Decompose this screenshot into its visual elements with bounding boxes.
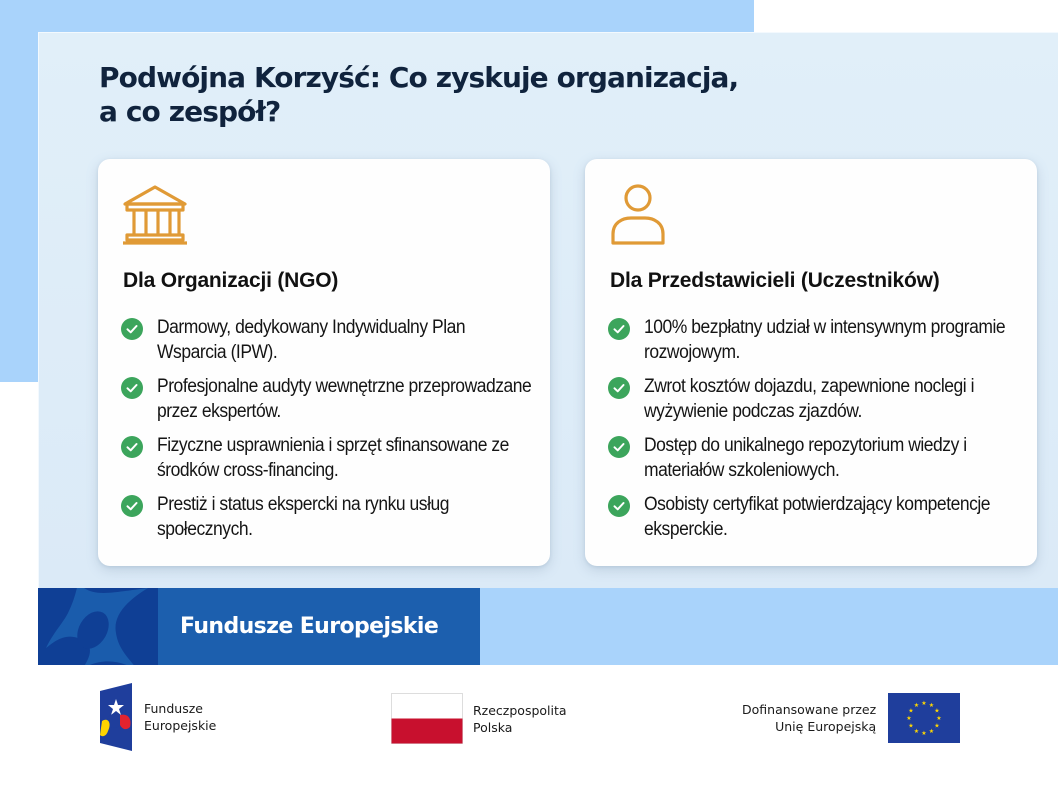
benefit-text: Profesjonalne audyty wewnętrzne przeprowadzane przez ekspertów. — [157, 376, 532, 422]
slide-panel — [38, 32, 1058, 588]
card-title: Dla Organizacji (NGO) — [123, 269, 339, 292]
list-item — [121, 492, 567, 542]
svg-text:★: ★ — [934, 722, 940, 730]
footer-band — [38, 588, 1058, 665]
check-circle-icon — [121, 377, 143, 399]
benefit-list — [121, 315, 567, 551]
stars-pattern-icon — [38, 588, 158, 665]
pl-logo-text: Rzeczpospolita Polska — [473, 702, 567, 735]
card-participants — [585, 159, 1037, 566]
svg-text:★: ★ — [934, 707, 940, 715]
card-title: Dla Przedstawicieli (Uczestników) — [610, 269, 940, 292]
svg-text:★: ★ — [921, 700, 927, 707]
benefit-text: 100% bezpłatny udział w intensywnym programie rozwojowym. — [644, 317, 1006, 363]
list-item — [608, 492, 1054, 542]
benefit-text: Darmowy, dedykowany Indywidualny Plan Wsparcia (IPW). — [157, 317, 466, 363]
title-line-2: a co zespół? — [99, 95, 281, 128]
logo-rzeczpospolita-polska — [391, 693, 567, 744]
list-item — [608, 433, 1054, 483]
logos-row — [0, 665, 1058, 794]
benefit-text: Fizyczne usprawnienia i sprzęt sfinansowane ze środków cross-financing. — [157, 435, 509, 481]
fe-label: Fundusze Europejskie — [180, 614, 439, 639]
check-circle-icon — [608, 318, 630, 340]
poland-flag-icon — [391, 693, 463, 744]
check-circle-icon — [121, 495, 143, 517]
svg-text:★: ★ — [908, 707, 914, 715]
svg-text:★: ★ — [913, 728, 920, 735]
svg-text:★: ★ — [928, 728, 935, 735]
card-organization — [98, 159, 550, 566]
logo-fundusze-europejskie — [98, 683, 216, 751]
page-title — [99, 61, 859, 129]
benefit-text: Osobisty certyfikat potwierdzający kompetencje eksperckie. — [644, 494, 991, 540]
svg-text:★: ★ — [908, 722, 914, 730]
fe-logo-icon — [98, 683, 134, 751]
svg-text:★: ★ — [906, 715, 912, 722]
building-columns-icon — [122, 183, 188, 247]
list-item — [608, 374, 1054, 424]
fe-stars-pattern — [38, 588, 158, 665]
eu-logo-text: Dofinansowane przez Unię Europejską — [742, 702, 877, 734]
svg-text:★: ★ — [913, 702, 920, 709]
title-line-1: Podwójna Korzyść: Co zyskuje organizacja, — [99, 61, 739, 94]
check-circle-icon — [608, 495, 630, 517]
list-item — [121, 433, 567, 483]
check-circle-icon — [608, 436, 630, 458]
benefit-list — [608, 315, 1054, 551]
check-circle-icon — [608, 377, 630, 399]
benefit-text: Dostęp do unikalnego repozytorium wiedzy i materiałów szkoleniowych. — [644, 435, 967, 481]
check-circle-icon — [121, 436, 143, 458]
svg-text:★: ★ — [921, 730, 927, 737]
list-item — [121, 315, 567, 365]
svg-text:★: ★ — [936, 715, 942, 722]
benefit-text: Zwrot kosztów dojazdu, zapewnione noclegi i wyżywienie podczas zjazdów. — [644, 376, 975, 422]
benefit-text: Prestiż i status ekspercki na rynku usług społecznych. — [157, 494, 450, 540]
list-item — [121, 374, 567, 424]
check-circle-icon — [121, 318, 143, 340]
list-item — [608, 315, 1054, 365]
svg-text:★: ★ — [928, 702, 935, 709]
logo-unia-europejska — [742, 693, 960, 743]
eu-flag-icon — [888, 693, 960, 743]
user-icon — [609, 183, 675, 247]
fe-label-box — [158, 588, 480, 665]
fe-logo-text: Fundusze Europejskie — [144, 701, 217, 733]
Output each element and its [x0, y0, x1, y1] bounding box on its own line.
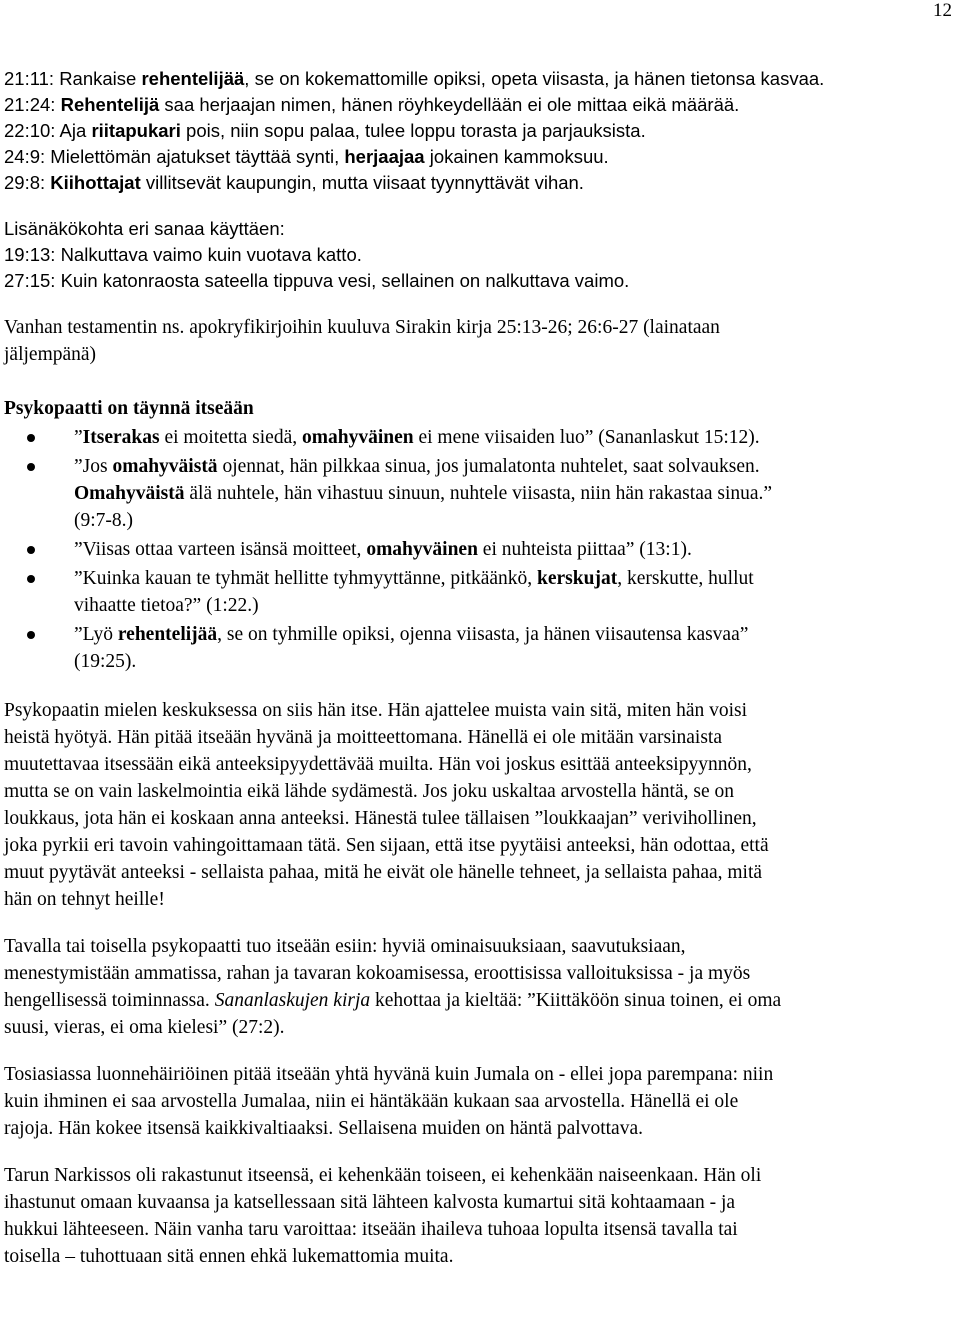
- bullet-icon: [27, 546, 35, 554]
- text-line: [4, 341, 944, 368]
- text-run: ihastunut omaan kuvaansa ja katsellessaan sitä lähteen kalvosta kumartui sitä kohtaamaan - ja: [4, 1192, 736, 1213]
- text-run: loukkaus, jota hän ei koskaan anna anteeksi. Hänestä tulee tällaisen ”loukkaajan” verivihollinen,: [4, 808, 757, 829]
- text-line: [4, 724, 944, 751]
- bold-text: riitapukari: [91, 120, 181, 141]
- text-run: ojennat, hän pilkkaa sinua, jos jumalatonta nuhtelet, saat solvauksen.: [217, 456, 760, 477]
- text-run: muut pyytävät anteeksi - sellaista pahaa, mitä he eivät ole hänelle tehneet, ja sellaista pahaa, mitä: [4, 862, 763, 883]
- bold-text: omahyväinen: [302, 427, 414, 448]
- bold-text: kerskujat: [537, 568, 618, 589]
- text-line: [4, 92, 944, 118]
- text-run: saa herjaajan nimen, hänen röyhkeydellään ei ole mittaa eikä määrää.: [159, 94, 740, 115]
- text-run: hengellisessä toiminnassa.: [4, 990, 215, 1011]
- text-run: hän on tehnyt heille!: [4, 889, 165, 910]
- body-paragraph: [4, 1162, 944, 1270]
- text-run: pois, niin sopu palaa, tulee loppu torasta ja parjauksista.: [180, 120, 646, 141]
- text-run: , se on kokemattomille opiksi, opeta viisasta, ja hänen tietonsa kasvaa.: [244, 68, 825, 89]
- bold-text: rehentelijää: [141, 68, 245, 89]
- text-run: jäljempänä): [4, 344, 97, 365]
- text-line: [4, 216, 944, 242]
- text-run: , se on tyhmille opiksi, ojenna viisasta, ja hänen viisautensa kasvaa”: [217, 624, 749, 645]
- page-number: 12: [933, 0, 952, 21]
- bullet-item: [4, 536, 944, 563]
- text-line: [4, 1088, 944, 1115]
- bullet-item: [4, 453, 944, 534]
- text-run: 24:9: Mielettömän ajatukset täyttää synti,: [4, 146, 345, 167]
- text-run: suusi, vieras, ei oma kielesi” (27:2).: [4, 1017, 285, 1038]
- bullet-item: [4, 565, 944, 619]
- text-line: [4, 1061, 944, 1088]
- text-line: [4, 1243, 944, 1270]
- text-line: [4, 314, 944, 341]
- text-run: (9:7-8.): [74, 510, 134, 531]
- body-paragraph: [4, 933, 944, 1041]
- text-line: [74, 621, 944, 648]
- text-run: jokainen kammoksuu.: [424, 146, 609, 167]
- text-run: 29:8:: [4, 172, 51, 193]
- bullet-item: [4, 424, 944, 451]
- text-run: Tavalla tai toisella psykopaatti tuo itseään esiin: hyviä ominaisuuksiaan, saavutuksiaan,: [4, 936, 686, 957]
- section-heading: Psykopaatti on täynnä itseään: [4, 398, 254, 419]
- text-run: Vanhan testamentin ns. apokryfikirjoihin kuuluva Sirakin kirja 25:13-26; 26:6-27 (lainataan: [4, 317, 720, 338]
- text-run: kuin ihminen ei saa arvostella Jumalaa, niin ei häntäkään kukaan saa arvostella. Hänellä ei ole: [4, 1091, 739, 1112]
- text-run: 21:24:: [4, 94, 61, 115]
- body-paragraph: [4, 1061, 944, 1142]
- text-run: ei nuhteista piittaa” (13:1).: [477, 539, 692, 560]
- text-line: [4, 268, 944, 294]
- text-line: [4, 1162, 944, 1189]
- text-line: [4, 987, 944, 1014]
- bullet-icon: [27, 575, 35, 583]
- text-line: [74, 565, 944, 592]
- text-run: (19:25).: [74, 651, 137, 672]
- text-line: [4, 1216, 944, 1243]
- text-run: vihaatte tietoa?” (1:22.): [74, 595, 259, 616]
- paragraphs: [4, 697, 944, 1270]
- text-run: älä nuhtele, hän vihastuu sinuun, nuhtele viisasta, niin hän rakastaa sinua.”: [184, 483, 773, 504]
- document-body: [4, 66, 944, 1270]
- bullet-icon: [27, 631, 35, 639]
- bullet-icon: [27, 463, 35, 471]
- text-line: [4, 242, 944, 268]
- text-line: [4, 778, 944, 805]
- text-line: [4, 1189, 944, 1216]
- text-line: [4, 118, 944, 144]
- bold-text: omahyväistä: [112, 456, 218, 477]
****
Print the lines between the one holding "- bullet-icon: [27, 546, 35, 554]" and the one holding "- section-heading: Psykopaatti", both included, and keep each line unchanged.

- bullet-icon: [27, 546, 35, 554]
- text-line: [4, 341, 944, 368]
- text-run: ihastunut omaan kuvaansa ja katsellessaan sitä lähteen kalvosta kumartui sitä kohtaamaan - ja: [4, 1192, 736, 1213]
- text-run: loukkaus, jota hän ei koskaan anna anteeksi. Hänestä tulee tällaisen ”loukkaajan” verivihollinen,: [4, 808, 757, 829]
- text-line: [4, 724, 944, 751]
- bold-text: riitapukari: [91, 120, 181, 141]
- text-run: ojennat, hän pilkkaa sinua, jos jumalatonta nuhtelet, saat solvauksen.: [217, 456, 760, 477]
- text-run: muut pyytävät anteeksi - sellaista pahaa, mitä he eivät ole hänelle tehneet, ja sellaista pahaa, mitä: [4, 862, 763, 883]
- bold-text: omahyväinen: [302, 427, 414, 448]
- bold-text: kerskujat: [537, 568, 618, 589]
- text-line: [4, 92, 944, 118]
- text-run: saa herjaajan nimen, hänen röyhkeydellään ei ole mittaa eikä määrää.: [159, 94, 740, 115]
- text-run: hengellisessä toiminnassa.: [4, 990, 215, 1011]
- text-run: hän on tehnyt heille!: [4, 889, 165, 910]
- body-paragraph: [4, 1162, 944, 1270]
- text-run: pois, niin sopu palaa, tulee loppu torasta ja parjauksista.: [180, 120, 646, 141]
- text-run: , se on kokemattomille opiksi, opeta viisasta, ja hänen tietonsa kasvaa.: [244, 68, 825, 89]
- bold-text: rehentelijää: [141, 68, 245, 89]
- text-run: jäljempänä): [4, 344, 97, 365]
- text-line: [4, 216, 944, 242]
- text-run: , se on tyhmille opiksi, ojenna viisasta, ja hänen viisautensa kasvaa”: [217, 624, 749, 645]
- page-number: 12: [933, 0, 952, 21]
- bullet-item: [4, 536, 944, 563]
- text-line: [4, 1088, 944, 1115]
- bullet-item: [4, 453, 944, 534]
- text-run: 24:9: Mielettömän ajatukset täyttää synti,: [4, 146, 345, 167]
- text-run: suusi, vieras, ei oma kielesi” (27:2).: [4, 1017, 285, 1038]
- bullet-item: [4, 565, 944, 619]
- text-line: [4, 1061, 944, 1088]
- text-line: [4, 1243, 944, 1270]
- text-line: [4, 314, 944, 341]
- text-run: (9:7-8.): [74, 510, 134, 531]
- body-paragraph: [4, 933, 944, 1041]
- text-line: [74, 621, 944, 648]
- text-run: jokainen kammoksuu.: [424, 146, 609, 167]
- text-run: 29:8:: [4, 172, 51, 193]
- bullet-item: [4, 424, 944, 451]
- text-run: Tavalla tai toisella psykopaatti tuo itseään esiin: hyviä ominaisuuksiaan, saavutuksiaan,: [4, 936, 686, 957]
- section-heading: Psykopaatti on täynnä itseään: [4, 398, 254, 419]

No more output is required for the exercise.